## Exercise brief
Below are some records; give them all again exactly, but not the pictures.

══ Data under study ══

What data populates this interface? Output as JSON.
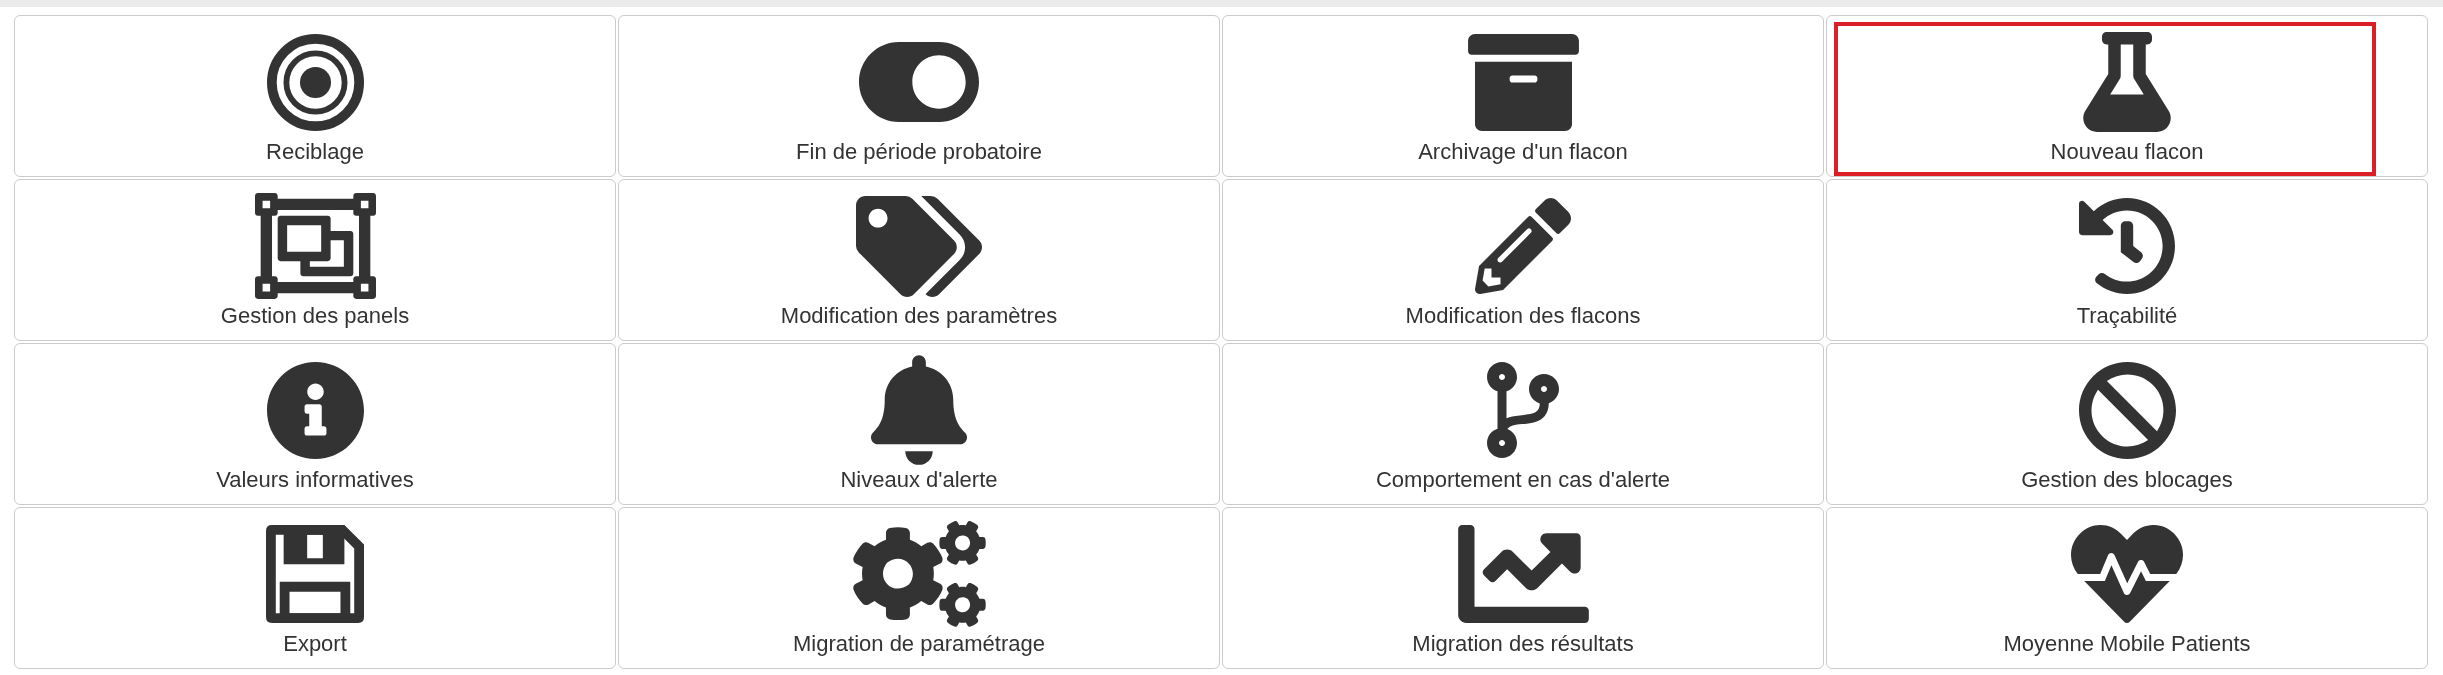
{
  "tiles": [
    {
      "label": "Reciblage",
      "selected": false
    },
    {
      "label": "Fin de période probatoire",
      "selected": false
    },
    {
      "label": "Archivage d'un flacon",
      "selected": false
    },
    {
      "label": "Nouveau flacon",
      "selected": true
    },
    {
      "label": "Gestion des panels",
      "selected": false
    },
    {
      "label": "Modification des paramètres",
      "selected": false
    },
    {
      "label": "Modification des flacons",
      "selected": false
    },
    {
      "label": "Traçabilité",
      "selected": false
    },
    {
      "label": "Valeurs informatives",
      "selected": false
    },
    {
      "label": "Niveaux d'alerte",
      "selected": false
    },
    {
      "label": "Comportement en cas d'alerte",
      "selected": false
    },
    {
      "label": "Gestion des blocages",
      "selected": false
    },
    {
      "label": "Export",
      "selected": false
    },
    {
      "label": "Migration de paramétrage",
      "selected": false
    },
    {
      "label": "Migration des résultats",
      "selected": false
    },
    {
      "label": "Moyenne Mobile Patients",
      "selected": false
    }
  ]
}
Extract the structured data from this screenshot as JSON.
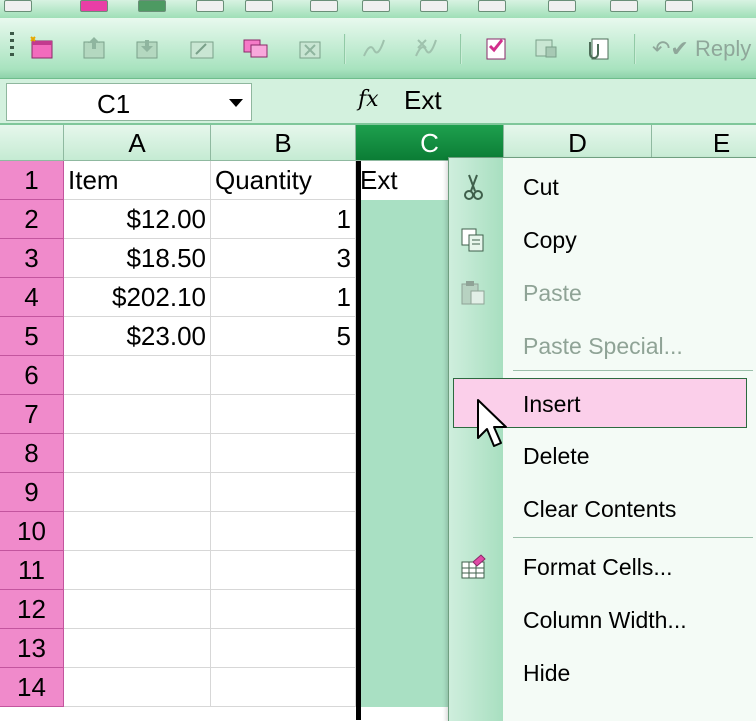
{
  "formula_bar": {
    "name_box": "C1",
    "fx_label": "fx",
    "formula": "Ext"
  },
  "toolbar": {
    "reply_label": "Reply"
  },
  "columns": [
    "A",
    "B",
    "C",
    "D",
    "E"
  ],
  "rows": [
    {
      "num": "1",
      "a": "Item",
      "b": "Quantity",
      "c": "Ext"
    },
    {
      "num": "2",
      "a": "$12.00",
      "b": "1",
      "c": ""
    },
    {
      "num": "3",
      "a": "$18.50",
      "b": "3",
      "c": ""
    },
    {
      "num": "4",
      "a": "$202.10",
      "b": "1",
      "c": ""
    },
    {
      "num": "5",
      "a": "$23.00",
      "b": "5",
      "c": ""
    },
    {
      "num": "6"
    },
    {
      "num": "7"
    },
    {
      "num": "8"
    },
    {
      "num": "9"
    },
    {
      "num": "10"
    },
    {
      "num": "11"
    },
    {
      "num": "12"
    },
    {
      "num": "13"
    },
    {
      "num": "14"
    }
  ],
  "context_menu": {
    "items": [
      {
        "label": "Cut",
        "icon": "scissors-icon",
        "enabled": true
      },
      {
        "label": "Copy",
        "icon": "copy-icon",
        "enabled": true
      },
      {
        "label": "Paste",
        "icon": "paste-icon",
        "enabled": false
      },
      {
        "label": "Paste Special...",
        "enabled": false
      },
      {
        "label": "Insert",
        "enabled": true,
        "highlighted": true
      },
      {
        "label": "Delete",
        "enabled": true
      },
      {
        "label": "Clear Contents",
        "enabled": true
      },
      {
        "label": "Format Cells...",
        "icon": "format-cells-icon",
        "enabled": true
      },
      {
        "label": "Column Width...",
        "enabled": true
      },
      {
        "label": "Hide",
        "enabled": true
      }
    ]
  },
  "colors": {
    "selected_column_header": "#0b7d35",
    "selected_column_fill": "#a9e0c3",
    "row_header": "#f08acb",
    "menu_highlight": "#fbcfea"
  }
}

═══

## Response area
What data populates this interface? Output as JSON.
{
  "tiles": [
    {
      "label": "Reciblage",
      "selected": false
    },
    {
      "label": "Fin de période probatoire",
      "selected": false
    },
    {
      "label": "Archivage d'un flacon",
      "selected": false
    },
    {
      "label": "Nouveau flacon",
      "selected": true
    },
    {
      "label": "Gestion des panels",
      "selected": false
    },
    {
      "label": "Modification des paramètres",
      "selected": false
    },
    {
      "label": "Modification des flacons",
      "selected": false
    },
    {
      "label": "Traçabilité",
      "selected": false
    },
    {
      "label": "Valeurs informatives",
      "selected": false
    },
    {
      "label": "Niveaux d'alerte",
      "selected": false
    },
    {
      "label": "Comportement en cas d'alerte",
      "selected": false
    },
    {
      "label": "Gestion des blocages",
      "selected": false
    },
    {
      "label": "Export",
      "selected": false
    },
    {
      "label": "Migration de paramétrage",
      "selected": false
    },
    {
      "label": "Migration des résultats",
      "selected": false
    },
    {
      "label": "Moyenne Mobile Patients",
      "selected": false
    }
  ]
}
Extract the structured data from this screenshot as JSON.
{
  "formula_bar": {
    "name_box": "C1",
    "fx_label": "fx",
    "formula": "Ext"
  },
  "toolbar": {
    "reply_label": "Reply"
  },
  "columns": [
    "A",
    "B",
    "C",
    "D",
    "E"
  ],
  "rows": [
    {
      "num": "1",
      "a": "Item",
      "b": "Quantity",
      "c": "Ext"
    },
    {
      "num": "2",
      "a": "$12.00",
      "b": "1",
      "c": ""
    },
    {
      "num": "3",
      "a": "$18.50",
      "b": "3",
      "c": ""
    },
    {
      "num": "4",
      "a": "$202.10",
      "b": "1",
      "c": ""
    },
    {
      "num": "5",
      "a": "$23.00",
      "b": "5",
      "c": ""
    },
    {
      "num": "6"
    },
    {
      "num": "7"
    },
    {
      "num": "8"
    },
    {
      "num": "9"
    },
    {
      "num": "10"
    },
    {
      "num": "11"
    },
    {
      "num": "12"
    },
    {
      "num": "13"
    },
    {
      "num": "14"
    }
  ],
  "context_menu": {
    "items": [
      {
        "label": "Cut",
        "icon": "scissors-icon",
        "enabled": true
      },
      {
        "label": "Copy",
        "icon": "copy-icon",
        "enabled": true
      },
      {
        "label": "Paste",
        "icon": "paste-icon",
        "enabled": false
      },
      {
        "label": "Paste Special...",
        "enabled": false
      },
      {
        "label": "Insert",
        "enabled": true,
        "highlighted": true
      },
      {
        "label": "Delete",
        "enabled": true
      },
      {
        "label": "Clear Contents",
        "enabled": true
      },
      {
        "label": "Format Cells...",
        "icon": "format-cells-icon",
        "enabled": true
      },
      {
        "label": "Column Width...",
        "enabled": true
      },
      {
        "label": "Hide",
        "enabled": true
      }
    ]
  },
  "colors": {
    "selected_column_header": "#0b7d35",
    "selected_column_fill": "#a9e0c3",
    "row_header": "#f08acb",
    "menu_highlight": "#fbcfea"
  }
}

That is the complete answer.